• **Given exercise**
Repeat all the records exactly, omitting pictures.

---

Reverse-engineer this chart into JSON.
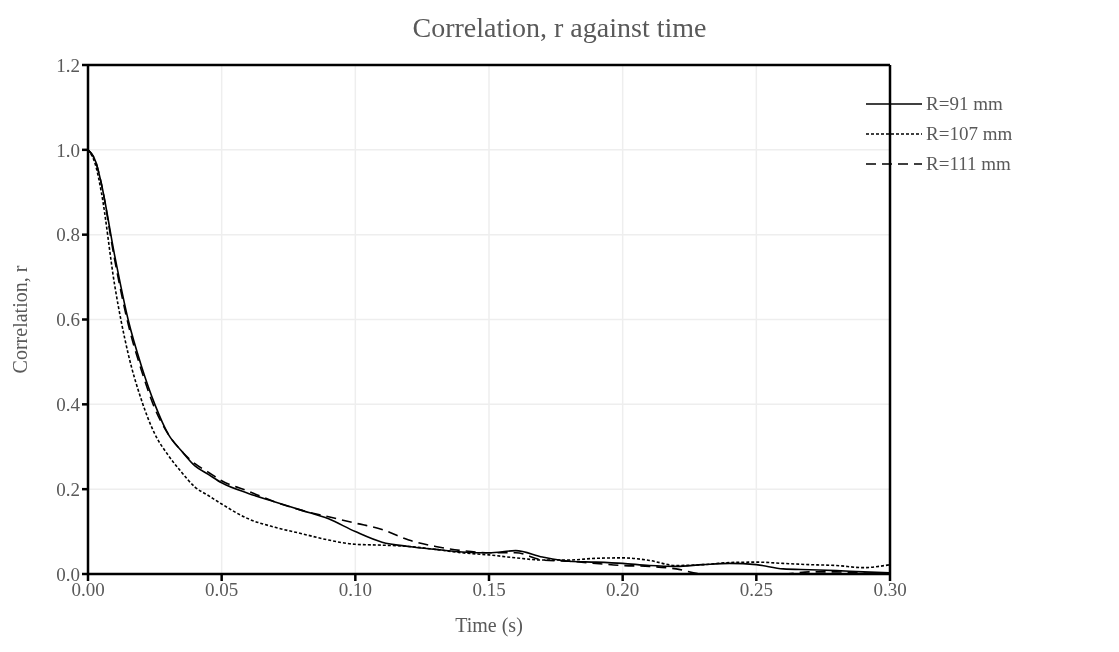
{
  "chart_data": {
    "type": "line",
    "title": "Correlation, r against time",
    "xlabel": "Time (s)",
    "ylabel": "Correlation, r",
    "x": [
      0,
      0.003,
      0.005,
      0.01,
      0.015,
      0.02,
      0.025,
      0.03,
      0.035,
      0.04,
      0.045,
      0.05,
      0.06,
      0.07,
      0.08,
      0.09,
      0.1,
      0.11,
      0.12,
      0.13,
      0.14,
      0.15,
      0.16,
      0.17,
      0.18,
      0.19,
      0.2,
      0.21,
      0.22,
      0.23,
      0.24,
      0.25,
      0.26,
      0.27,
      0.28,
      0.29,
      0.3
    ],
    "series": [
      {
        "name": "R=91 mm",
        "color": "#000000",
        "line_style": "solid",
        "values": [
          1.0,
          0.97,
          0.92,
          0.75,
          0.6,
          0.49,
          0.4,
          0.33,
          0.29,
          0.255,
          0.235,
          0.215,
          0.19,
          0.17,
          0.15,
          0.13,
          0.1,
          0.075,
          0.065,
          0.058,
          0.052,
          0.05,
          0.055,
          0.04,
          0.03,
          0.028,
          0.025,
          0.02,
          0.018,
          0.022,
          0.025,
          0.022,
          0.012,
          0.01,
          0.008,
          0.005,
          0.003
        ]
      },
      {
        "name": "R=107 mm",
        "color": "#000000",
        "line_style": "dotted",
        "values": [
          1.0,
          0.96,
          0.9,
          0.68,
          0.52,
          0.41,
          0.33,
          0.28,
          0.24,
          0.205,
          0.185,
          0.165,
          0.13,
          0.11,
          0.095,
          0.08,
          0.07,
          0.068,
          0.065,
          0.058,
          0.05,
          0.045,
          0.038,
          0.033,
          0.033,
          0.037,
          0.038,
          0.032,
          0.02,
          0.022,
          0.027,
          0.028,
          0.025,
          0.022,
          0.02,
          0.015,
          0.022
        ]
      },
      {
        "name": "R=111 mm",
        "color": "#000000",
        "line_style": "dashed",
        "values": [
          1.0,
          0.97,
          0.92,
          0.74,
          0.59,
          0.48,
          0.39,
          0.33,
          0.29,
          0.26,
          0.24,
          0.22,
          0.195,
          0.17,
          0.15,
          0.135,
          0.12,
          0.105,
          0.08,
          0.065,
          0.055,
          0.05,
          0.05,
          0.033,
          0.03,
          0.025,
          0.02,
          0.018,
          0.012,
          0.0,
          0.0,
          0.0,
          0.0,
          0.005,
          0.005,
          0.002,
          0.0
        ]
      }
    ],
    "xlim": [
      0,
      0.3
    ],
    "xticks": [
      {
        "value": 0,
        "label": "0.00"
      },
      {
        "value": 0.05,
        "label": "0.05"
      },
      {
        "value": 0.1,
        "label": "0.10"
      },
      {
        "value": 0.15,
        "label": "0.15"
      },
      {
        "value": 0.2,
        "label": "0.20"
      },
      {
        "value": 0.25,
        "label": "0.25"
      },
      {
        "value": 0.3,
        "label": "0.30"
      }
    ],
    "ylim": [
      0,
      1.2
    ],
    "yticks": [
      {
        "value": 0,
        "label": "0.0"
      },
      {
        "value": 0.2,
        "label": "0.2"
      },
      {
        "value": 0.4,
        "label": "0.4"
      },
      {
        "value": 0.6,
        "label": "0.6"
      },
      {
        "value": 0.8,
        "label": "0.8"
      },
      {
        "value": 1.0,
        "label": "1.0"
      },
      {
        "value": 1.2,
        "label": "1.2"
      }
    ],
    "grid": true,
    "legend": "top right",
    "marker": "none"
  }
}
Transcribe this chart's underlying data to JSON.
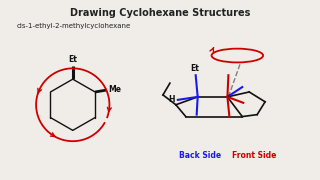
{
  "title": "Drawing Cyclohexane Structures",
  "subtitle": "cis-1-ethyl-2-methylcyclohexane",
  "bg_color": "#f0ede8",
  "title_color": "#222222",
  "subtitle_color": "#222222",
  "red_color": "#cc0000",
  "blue_color": "#1a1aee",
  "black_color": "#111111",
  "back_side_label": "Back Side",
  "front_side_label": "Front Side"
}
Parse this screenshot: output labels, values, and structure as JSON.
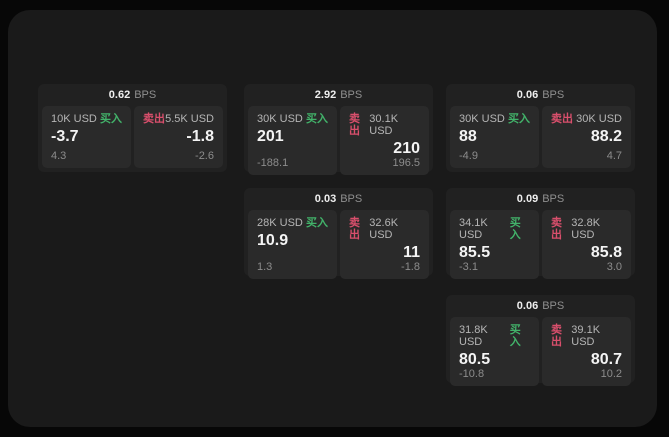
{
  "colors": {
    "buy_accent": "#42b36a",
    "sell_accent": "#d94f6c",
    "panel_bg": "#1a1a1a",
    "card_bg": "#212121",
    "tile_bg": "#2a2a2a"
  },
  "labels": {
    "buy": "买入",
    "sell": "卖出",
    "bps_suffix": "BPS"
  },
  "cards": [
    {
      "col": 0,
      "row": 0,
      "bps": "0.62",
      "buy": {
        "amount": "10K USD",
        "price": "-3.7",
        "delta": "4.3"
      },
      "sell": {
        "amount": "5.5K USD",
        "price": "-1.8",
        "delta": "-2.6"
      }
    },
    {
      "col": 1,
      "row": 0,
      "bps": "2.92",
      "buy": {
        "amount": "30K USD",
        "price": "201",
        "delta": "-188.1"
      },
      "sell": {
        "amount": "30.1K USD",
        "price": "210",
        "delta": "196.5"
      }
    },
    {
      "col": 2,
      "row": 0,
      "bps": "0.06",
      "buy": {
        "amount": "30K USD",
        "price": "88",
        "delta": "-4.9"
      },
      "sell": {
        "amount": "30K USD",
        "price": "88.2",
        "delta": "4.7"
      }
    },
    {
      "col": 1,
      "row": 1,
      "bps": "0.03",
      "buy": {
        "amount": "28K USD",
        "price": "10.9",
        "delta": "1.3"
      },
      "sell": {
        "amount": "32.6K USD",
        "price": "11",
        "delta": "-1.8"
      }
    },
    {
      "col": 2,
      "row": 1,
      "bps": "0.09",
      "buy": {
        "amount": "34.1K USD",
        "price": "85.5",
        "delta": "-3.1"
      },
      "sell": {
        "amount": "32.8K USD",
        "price": "85.8",
        "delta": "3.0"
      }
    },
    {
      "col": 2,
      "row": 2,
      "bps": "0.06",
      "buy": {
        "amount": "31.8K USD",
        "price": "80.5",
        "delta": "-10.8"
      },
      "sell": {
        "amount": "39.1K USD",
        "price": "80.7",
        "delta": "10.2"
      }
    }
  ]
}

---

• **Exercise answer**
Reverse-engineer this chart into JSON.
{
  "chart_data": {
    "type": "line",
    "title": "Correlation, r against time",
    "xlabel": "Time (s)",
    "ylabel": "Correlation, r",
    "x": [
      0,
      0.003,
      0.005,
      0.01,
      0.015,
      0.02,
      0.025,
      0.03,
      0.035,
      0.04,
      0.045,
      0.05,
      0.06,
      0.07,
      0.08,
      0.09,
      0.1,
      0.11,
      0.12,
      0.13,
      0.14,
      0.15,
      0.16,
      0.17,
      0.18,
      0.19,
      0.2,
      0.21,
      0.22,
      0.23,
      0.24,
      0.25,
      0.26,
      0.27,
      0.28,
      0.29,
      0.3
    ],
    "series": [
      {
        "name": "R=91 mm",
        "color": "#000000",
        "line_style": "solid",
        "values": [
          1.0,
          0.97,
          0.92,
          0.75,
          0.6,
          0.49,
          0.4,
          0.33,
          0.29,
          0.255,
          0.235,
          0.215,
          0.19,
          0.17,
          0.15,
          0.13,
          0.1,
          0.075,
          0.065,
          0.058,
          0.052,
          0.05,
          0.055,
          0.04,
          0.03,
          0.028,
          0.025,
          0.02,
          0.018,
          0.022,
          0.025,
          0.022,
          0.012,
          0.01,
          0.008,
          0.005,
          0.003
        ]
      },
      {
        "name": "R=107 mm",
        "color": "#000000",
        "line_style": "dotted",
        "values": [
          1.0,
          0.96,
          0.9,
          0.68,
          0.52,
          0.41,
          0.33,
          0.28,
          0.24,
          0.205,
          0.185,
          0.165,
          0.13,
          0.11,
          0.095,
          0.08,
          0.07,
          0.068,
          0.065,
          0.058,
          0.05,
          0.045,
          0.038,
          0.033,
          0.033,
          0.037,
          0.038,
          0.032,
          0.02,
          0.022,
          0.027,
          0.028,
          0.025,
          0.022,
          0.02,
          0.015,
          0.022
        ]
      },
      {
        "name": "R=111 mm",
        "color": "#000000",
        "line_style": "dashed",
        "values": [
          1.0,
          0.97,
          0.92,
          0.74,
          0.59,
          0.48,
          0.39,
          0.33,
          0.29,
          0.26,
          0.24,
          0.22,
          0.195,
          0.17,
          0.15,
          0.135,
          0.12,
          0.105,
          0.08,
          0.065,
          0.055,
          0.05,
          0.05,
          0.033,
          0.03,
          0.025,
          0.02,
          0.018,
          0.012,
          0.0,
          0.0,
          0.0,
          0.0,
          0.005,
          0.005,
          0.002,
          0.0
        ]
      }
    ],
    "xlim": [
      0,
      0.3
    ],
    "xticks": [
      {
        "value": 0,
        "label": "0.00"
      },
      {
        "value": 0.05,
        "label": "0.05"
      },
      {
        "value": 0.1,
        "label": "0.10"
      },
      {
        "value": 0.15,
        "label": "0.15"
      },
      {
        "value": 0.2,
        "label": "0.20"
      },
      {
        "value": 0.25,
        "label": "0.25"
      },
      {
        "value": 0.3,
        "label": "0.30"
      }
    ],
    "ylim": [
      0,
      1.2
    ],
    "yticks": [
      {
        "value": 0,
        "label": "0.0"
      },
      {
        "value": 0.2,
        "label": "0.2"
      },
      {
        "value": 0.4,
        "label": "0.4"
      },
      {
        "value": 0.6,
        "label": "0.6"
      },
      {
        "value": 0.8,
        "label": "0.8"
      },
      {
        "value": 1.0,
        "label": "1.0"
      },
      {
        "value": 1.2,
        "label": "1.2"
      }
    ],
    "grid": true,
    "legend": "top right",
    "marker": "none"
  }
}
Transcribe this chart's underlying data to JSON.
{
  "title": "Drawing Cyclohexane Structures",
  "subtitle": "cis-1-ethyl-2-methylcyclohexane",
  "bg_color": "#f0ede8",
  "title_color": "#222222",
  "subtitle_color": "#222222",
  "red_color": "#cc0000",
  "blue_color": "#1a1aee",
  "black_color": "#111111",
  "back_side_label": "Back Side",
  "front_side_label": "Front Side"
}
Parse this screenshot: output labels, values, and structure as JSON.
{
  "colors": {
    "buy_accent": "#42b36a",
    "sell_accent": "#d94f6c",
    "panel_bg": "#1a1a1a",
    "card_bg": "#212121",
    "tile_bg": "#2a2a2a"
  },
  "labels": {
    "buy": "买入",
    "sell": "卖出",
    "bps_suffix": "BPS"
  },
  "cards": [
    {
      "col": 0,
      "row": 0,
      "bps": "0.62",
      "buy": {
        "amount": "10K USD",
        "price": "-3.7",
        "delta": "4.3"
      },
      "sell": {
        "amount": "5.5K USD",
        "price": "-1.8",
        "delta": "-2.6"
      }
    },
    {
      "col": 1,
      "row": 0,
      "bps": "2.92",
      "buy": {
        "amount": "30K USD",
        "price": "201",
        "delta": "-188.1"
      },
      "sell": {
        "amount": "30.1K USD",
        "price": "210",
        "delta": "196.5"
      }
    },
    {
      "col": 2,
      "row": 0,
      "bps": "0.06",
      "buy": {
        "amount": "30K USD",
        "price": "88",
        "delta": "-4.9"
      },
      "sell": {
        "amount": "30K USD",
        "price": "88.2",
        "delta": "4.7"
      }
    },
    {
      "col": 1,
      "row": 1,
      "bps": "0.03",
      "buy": {
        "amount": "28K USD",
        "price": "10.9",
        "delta": "1.3"
      },
      "sell": {
        "amount": "32.6K USD",
        "price": "11",
        "delta": "-1.8"
      }
    },
    {
      "col": 2,
      "row": 1,
      "bps": "0.09",
      "buy": {
        "amount": "34.1K USD",
        "price": "85.5",
        "delta": "-3.1"
      },
      "sell": {
        "amount": "32.8K USD",
        "price": "85.8",
        "delta": "3.0"
      }
    },
    {
      "col": 2,
      "row": 2,
      "bps": "0.06",
      "buy": {
        "amount": "31.8K USD",
        "price": "80.5",
        "delta": "-10.8"
      },
      "sell": {
        "amount": "39.1K USD",
        "price": "80.7",
        "delta": "10.2"
      }
    }
  ]
}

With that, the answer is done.